> **課題**: 以下のレコードの行を、「data-point」をすべて「marker」に変えて書き直してください。それ以外の部分は一切変更しないでください。

> **レコード一覧**:
···

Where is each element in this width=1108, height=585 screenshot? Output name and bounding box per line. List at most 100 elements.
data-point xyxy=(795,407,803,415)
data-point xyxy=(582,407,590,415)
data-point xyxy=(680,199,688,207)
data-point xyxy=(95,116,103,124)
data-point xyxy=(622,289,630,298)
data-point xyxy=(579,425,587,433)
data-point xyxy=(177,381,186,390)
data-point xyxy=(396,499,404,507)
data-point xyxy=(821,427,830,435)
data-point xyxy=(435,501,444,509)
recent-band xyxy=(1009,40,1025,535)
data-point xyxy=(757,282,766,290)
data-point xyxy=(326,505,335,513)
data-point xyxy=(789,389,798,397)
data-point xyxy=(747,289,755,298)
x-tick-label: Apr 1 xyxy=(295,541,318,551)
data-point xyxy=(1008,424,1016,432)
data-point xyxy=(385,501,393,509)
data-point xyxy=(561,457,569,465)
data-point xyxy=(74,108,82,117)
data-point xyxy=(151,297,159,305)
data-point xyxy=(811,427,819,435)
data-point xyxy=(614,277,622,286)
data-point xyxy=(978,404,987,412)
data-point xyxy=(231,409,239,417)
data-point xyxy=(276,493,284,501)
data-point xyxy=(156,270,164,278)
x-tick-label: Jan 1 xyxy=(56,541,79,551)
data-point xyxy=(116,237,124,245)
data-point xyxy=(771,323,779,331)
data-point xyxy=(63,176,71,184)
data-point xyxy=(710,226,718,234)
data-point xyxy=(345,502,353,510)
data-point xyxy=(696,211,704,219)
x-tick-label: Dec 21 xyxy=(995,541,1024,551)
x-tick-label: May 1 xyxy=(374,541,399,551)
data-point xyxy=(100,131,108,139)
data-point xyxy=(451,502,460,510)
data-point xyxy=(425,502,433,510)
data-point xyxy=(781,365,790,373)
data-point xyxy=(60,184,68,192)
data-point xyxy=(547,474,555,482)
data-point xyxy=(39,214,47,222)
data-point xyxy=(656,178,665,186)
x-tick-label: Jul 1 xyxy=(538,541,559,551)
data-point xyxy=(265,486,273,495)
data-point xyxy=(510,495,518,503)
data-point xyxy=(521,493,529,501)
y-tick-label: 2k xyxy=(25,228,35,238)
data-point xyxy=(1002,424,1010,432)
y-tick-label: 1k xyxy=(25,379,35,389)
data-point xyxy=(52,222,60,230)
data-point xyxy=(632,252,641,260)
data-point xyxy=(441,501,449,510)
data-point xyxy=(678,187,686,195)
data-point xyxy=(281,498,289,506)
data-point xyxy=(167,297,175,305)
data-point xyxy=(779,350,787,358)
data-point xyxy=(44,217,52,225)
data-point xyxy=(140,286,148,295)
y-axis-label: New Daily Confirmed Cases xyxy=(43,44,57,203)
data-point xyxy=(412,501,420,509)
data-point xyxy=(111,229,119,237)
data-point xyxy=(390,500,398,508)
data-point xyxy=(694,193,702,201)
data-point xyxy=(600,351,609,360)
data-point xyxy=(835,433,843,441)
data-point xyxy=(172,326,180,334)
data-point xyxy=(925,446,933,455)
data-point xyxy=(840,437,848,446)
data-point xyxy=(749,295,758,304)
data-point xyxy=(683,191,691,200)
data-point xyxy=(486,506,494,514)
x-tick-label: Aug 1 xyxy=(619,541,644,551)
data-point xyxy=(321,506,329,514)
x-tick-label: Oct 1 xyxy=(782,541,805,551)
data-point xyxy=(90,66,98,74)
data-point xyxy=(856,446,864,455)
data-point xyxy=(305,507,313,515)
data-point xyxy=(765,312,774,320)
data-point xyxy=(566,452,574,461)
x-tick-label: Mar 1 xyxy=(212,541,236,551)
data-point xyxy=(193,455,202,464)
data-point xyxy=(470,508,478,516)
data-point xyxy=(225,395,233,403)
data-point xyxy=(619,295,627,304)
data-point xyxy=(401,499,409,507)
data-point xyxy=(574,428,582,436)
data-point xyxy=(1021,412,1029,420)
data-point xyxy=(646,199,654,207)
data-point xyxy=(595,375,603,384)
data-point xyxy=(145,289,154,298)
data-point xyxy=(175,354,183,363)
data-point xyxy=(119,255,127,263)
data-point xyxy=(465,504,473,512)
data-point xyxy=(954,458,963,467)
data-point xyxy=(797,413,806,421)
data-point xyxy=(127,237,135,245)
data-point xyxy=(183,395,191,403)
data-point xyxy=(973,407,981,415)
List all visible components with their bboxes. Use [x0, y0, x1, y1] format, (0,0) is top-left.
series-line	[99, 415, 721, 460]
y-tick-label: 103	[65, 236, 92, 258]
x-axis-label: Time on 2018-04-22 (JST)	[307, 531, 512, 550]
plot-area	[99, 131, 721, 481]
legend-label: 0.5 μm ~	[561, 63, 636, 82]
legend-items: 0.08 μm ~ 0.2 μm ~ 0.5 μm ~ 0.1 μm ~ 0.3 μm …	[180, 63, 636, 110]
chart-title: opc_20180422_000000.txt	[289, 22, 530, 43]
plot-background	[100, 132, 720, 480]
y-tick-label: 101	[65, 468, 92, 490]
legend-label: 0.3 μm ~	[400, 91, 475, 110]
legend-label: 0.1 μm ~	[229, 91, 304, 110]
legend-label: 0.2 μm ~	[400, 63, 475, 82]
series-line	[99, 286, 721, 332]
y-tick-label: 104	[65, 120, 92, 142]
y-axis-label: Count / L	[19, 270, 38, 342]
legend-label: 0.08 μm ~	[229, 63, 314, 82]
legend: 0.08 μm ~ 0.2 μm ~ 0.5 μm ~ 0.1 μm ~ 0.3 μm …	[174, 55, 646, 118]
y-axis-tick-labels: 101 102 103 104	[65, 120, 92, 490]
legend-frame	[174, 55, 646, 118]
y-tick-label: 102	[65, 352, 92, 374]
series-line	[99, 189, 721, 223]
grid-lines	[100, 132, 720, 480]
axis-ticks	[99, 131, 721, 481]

···

> **解答**:
Where is each element in this width=1108, height=585 screenshot? Output name and bounding box per line. List at most 100 elements.
marker xyxy=(795,407,803,415)
marker xyxy=(582,407,590,415)
marker xyxy=(680,199,688,207)
marker xyxy=(95,116,103,124)
marker xyxy=(622,289,630,298)
marker xyxy=(579,425,587,433)
marker xyxy=(177,381,186,390)
marker xyxy=(396,499,404,507)
marker xyxy=(821,427,830,435)
marker xyxy=(435,501,444,509)
recent-band xyxy=(1009,40,1025,535)
marker xyxy=(757,282,766,290)
marker xyxy=(326,505,335,513)
marker xyxy=(789,389,798,397)
marker xyxy=(747,289,755,298)
x-tick-label: Apr 1 xyxy=(295,541,318,551)
marker xyxy=(1008,424,1016,432)
marker xyxy=(385,501,393,509)
marker xyxy=(561,457,569,465)
marker xyxy=(74,108,82,117)
marker xyxy=(151,297,159,305)
marker xyxy=(811,427,819,435)
marker xyxy=(614,277,622,286)
marker xyxy=(978,404,987,412)
marker xyxy=(231,409,239,417)
marker xyxy=(276,493,284,501)
marker xyxy=(156,270,164,278)
x-tick-label: Jan 1 xyxy=(56,541,79,551)
marker xyxy=(116,237,124,245)
marker xyxy=(771,323,779,331)
marker xyxy=(63,176,71,184)
marker xyxy=(710,226,718,234)
marker xyxy=(345,502,353,510)
marker xyxy=(696,211,704,219)
x-tick-label: Dec 21 xyxy=(995,541,1024,551)
x-tick-label: May 1 xyxy=(374,541,399,551)
marker xyxy=(100,131,108,139)
marker xyxy=(451,502,460,510)
marker xyxy=(425,502,433,510)
marker xyxy=(781,365,790,373)
marker xyxy=(60,184,68,192)
marker xyxy=(547,474,555,482)
marker xyxy=(39,214,47,222)
marker xyxy=(656,178,665,186)
x-tick-label: Jul 1 xyxy=(538,541,559,551)
marker xyxy=(265,486,273,495)
marker xyxy=(510,495,518,503)
marker xyxy=(521,493,529,501)
y-tick-label: 2k xyxy=(25,228,35,238)
marker xyxy=(1002,424,1010,432)
y-tick-label: 1k xyxy=(25,379,35,389)
marker xyxy=(52,222,60,230)
marker xyxy=(632,252,641,260)
marker xyxy=(441,501,449,510)
marker xyxy=(678,187,686,195)
marker xyxy=(281,498,289,506)
marker xyxy=(167,297,175,305)
marker xyxy=(779,350,787,358)
marker xyxy=(44,217,52,225)
marker xyxy=(140,286,148,295)
y-axis-label: New Daily Confirmed Cases xyxy=(43,44,57,203)
marker xyxy=(412,501,420,509)
marker xyxy=(111,229,119,237)
marker xyxy=(390,500,398,508)
marker xyxy=(694,193,702,201)
marker xyxy=(600,351,609,360)
marker xyxy=(835,433,843,441)
marker xyxy=(172,326,180,334)
marker xyxy=(925,446,933,455)
marker xyxy=(840,437,848,446)
marker xyxy=(749,295,758,304)
marker xyxy=(683,191,691,200)
marker xyxy=(486,506,494,514)
x-tick-label: Aug 1 xyxy=(619,541,644,551)
marker xyxy=(321,506,329,514)
x-tick-label: Oct 1 xyxy=(782,541,805,551)
marker xyxy=(90,66,98,74)
marker xyxy=(856,446,864,455)
marker xyxy=(305,507,313,515)
marker xyxy=(765,312,774,320)
marker xyxy=(566,452,574,461)
x-tick-label: Mar 1 xyxy=(212,541,236,551)
marker xyxy=(193,455,202,464)
marker xyxy=(470,508,478,516)
marker xyxy=(225,395,233,403)
marker xyxy=(619,295,627,304)
marker xyxy=(401,499,409,507)
marker xyxy=(574,428,582,436)
marker xyxy=(1021,412,1029,420)
marker xyxy=(646,199,654,207)
marker xyxy=(595,375,603,384)
marker xyxy=(145,289,154,298)
marker xyxy=(175,354,183,363)
marker xyxy=(119,255,127,263)
marker xyxy=(465,504,473,512)
marker xyxy=(954,458,963,467)
marker xyxy=(797,413,806,421)
marker xyxy=(127,237,135,245)
marker xyxy=(183,395,191,403)
marker xyxy=(973,407,981,415)
List all visible components with their bboxes. Use [x0, y0, x1, y1] format, (0,0) is top-left.
series-line	[99, 415, 721, 460]
y-tick-label: 103	[65, 236, 92, 258]
x-axis-label: Time on 2018-04-22 (JST)	[307, 531, 512, 550]
plot-area	[99, 131, 721, 481]
legend-label: 0.5 μm ~	[561, 63, 636, 82]
legend-items: 0.08 μm ~ 0.2 μm ~ 0.5 μm ~ 0.1 μm ~ 0.3 μm …	[180, 63, 636, 110]
chart-title: opc_20180422_000000.txt	[289, 22, 530, 43]
plot-background	[100, 132, 720, 480]
y-tick-label: 101	[65, 468, 92, 490]
legend-label: 0.3 μm ~	[400, 91, 475, 110]
legend-label: 0.1 μm ~	[229, 91, 304, 110]
legend-label: 0.2 μm ~	[400, 63, 475, 82]
series-line	[99, 286, 721, 332]
y-tick-label: 104	[65, 120, 92, 142]
y-axis-label: Count / L	[19, 270, 38, 342]
legend-label: 0.08 μm ~	[229, 63, 314, 82]
legend: 0.08 μm ~ 0.2 μm ~ 0.5 μm ~ 0.1 μm ~ 0.3 μm …	[174, 55, 646, 118]
y-axis-tick-labels: 101 102 103 104	[65, 120, 92, 490]
legend-frame	[174, 55, 646, 118]
y-tick-label: 102	[65, 352, 92, 374]
series-line	[99, 189, 721, 223]
grid-lines	[100, 132, 720, 480]
axis-ticks	[99, 131, 721, 481]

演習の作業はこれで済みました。